▸ **Exercise aim**:
Each line below should be quoted exactly, please.

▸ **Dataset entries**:
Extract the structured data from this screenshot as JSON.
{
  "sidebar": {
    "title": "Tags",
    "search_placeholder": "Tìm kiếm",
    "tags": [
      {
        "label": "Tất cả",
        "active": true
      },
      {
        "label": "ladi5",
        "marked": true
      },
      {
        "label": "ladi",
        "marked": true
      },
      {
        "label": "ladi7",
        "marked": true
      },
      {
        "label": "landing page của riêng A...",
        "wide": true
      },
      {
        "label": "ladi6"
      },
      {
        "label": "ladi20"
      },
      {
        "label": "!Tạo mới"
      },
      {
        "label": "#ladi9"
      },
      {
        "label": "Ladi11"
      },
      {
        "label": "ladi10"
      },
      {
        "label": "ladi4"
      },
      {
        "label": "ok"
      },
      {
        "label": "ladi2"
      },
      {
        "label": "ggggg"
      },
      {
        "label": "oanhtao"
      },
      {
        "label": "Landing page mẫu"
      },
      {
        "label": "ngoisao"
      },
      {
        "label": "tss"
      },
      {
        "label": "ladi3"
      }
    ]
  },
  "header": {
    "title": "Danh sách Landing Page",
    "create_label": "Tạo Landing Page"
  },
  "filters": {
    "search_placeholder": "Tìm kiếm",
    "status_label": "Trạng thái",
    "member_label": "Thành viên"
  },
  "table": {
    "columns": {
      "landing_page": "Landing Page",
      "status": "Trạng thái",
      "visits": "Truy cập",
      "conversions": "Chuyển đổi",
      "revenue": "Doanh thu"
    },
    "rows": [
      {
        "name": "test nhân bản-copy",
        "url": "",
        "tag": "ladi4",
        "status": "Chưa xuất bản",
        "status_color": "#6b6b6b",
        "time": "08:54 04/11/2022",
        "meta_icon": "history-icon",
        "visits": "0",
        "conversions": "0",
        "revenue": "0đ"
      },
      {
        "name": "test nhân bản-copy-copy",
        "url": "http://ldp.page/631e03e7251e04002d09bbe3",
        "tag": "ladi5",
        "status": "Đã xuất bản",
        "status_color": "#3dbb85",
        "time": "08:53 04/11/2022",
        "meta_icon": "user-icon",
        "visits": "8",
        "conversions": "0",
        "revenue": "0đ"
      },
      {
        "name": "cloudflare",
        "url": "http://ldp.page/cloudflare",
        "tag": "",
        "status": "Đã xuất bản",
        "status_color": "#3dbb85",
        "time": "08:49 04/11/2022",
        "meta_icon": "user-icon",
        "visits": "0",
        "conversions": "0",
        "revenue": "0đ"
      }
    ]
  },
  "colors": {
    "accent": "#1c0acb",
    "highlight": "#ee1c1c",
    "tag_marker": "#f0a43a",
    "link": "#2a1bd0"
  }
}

▸ **Response to this task**:
Extract the structured data from this screenshot as JSON.
{
  "sidebar": {
    "title": "Tags",
    "search_placeholder": "Tìm kiếm",
    "tags": [
      {
        "label": "Tất cả",
        "active": true
      },
      {
        "label": "ladi5",
        "marked": true
      },
      {
        "label": "ladi",
        "marked": true
      },
      {
        "label": "ladi7",
        "marked": true
      },
      {
        "label": "landing page của riêng A...",
        "wide": true
      },
      {
        "label": "ladi6"
      },
      {
        "label": "ladi20"
      },
      {
        "label": "!Tạo mới"
      },
      {
        "label": "#ladi9"
      },
      {
        "label": "Ladi11"
      },
      {
        "label": "ladi10"
      },
      {
        "label": "ladi4"
      },
      {
        "label": "ok"
      },
      {
        "label": "ladi2"
      },
      {
        "label": "ggggg"
      },
      {
        "label": "oanhtao"
      },
      {
        "label": "Landing page mẫu"
      },
      {
        "label": "ngoisao"
      },
      {
        "label": "tss"
      },
      {
        "label": "ladi3"
      }
    ]
  },
  "header": {
    "title": "Danh sách Landing Page",
    "create_label": "Tạo Landing Page"
  },
  "filters": {
    "search_placeholder": "Tìm kiếm",
    "status_label": "Trạng thái",
    "member_label": "Thành viên"
  },
  "table": {
    "columns": {
      "landing_page": "Landing Page",
      "status": "Trạng thái",
      "visits": "Truy cập",
      "conversions": "Chuyển đổi",
      "revenue": "Doanh thu"
    },
    "rows": [
      {
        "name": "test nhân bản-copy",
        "url": "",
        "tag": "ladi4",
        "status": "Chưa xuất bản",
        "status_color": "#6b6b6b",
        "time": "08:54 04/11/2022",
        "meta_icon": "history-icon",
        "visits": "0",
        "conversions": "0",
        "revenue": "0đ"
      },
      {
        "name": "test nhân bản-copy-copy",
        "url": "http://ldp.page/631e03e7251e04002d09bbe3",
        "tag": "ladi5",
        "status": "Đã xuất bản",
        "status_color": "#3dbb85",
        "time": "08:53 04/11/2022",
        "meta_icon": "user-icon",
        "visits": "8",
        "conversions": "0",
        "revenue": "0đ"
      },
      {
        "name": "cloudflare",
        "url": "http://ldp.page/cloudflare",
        "tag": "",
        "status": "Đã xuất bản",
        "status_color": "#3dbb85",
        "time": "08:49 04/11/2022",
        "meta_icon": "user-icon",
        "visits": "0",
        "conversions": "0",
        "revenue": "0đ"
      }
    ]
  },
  "colors": {
    "accent": "#1c0acb",
    "highlight": "#ee1c1c",
    "tag_marker": "#f0a43a",
    "link": "#2a1bd0"
  }
}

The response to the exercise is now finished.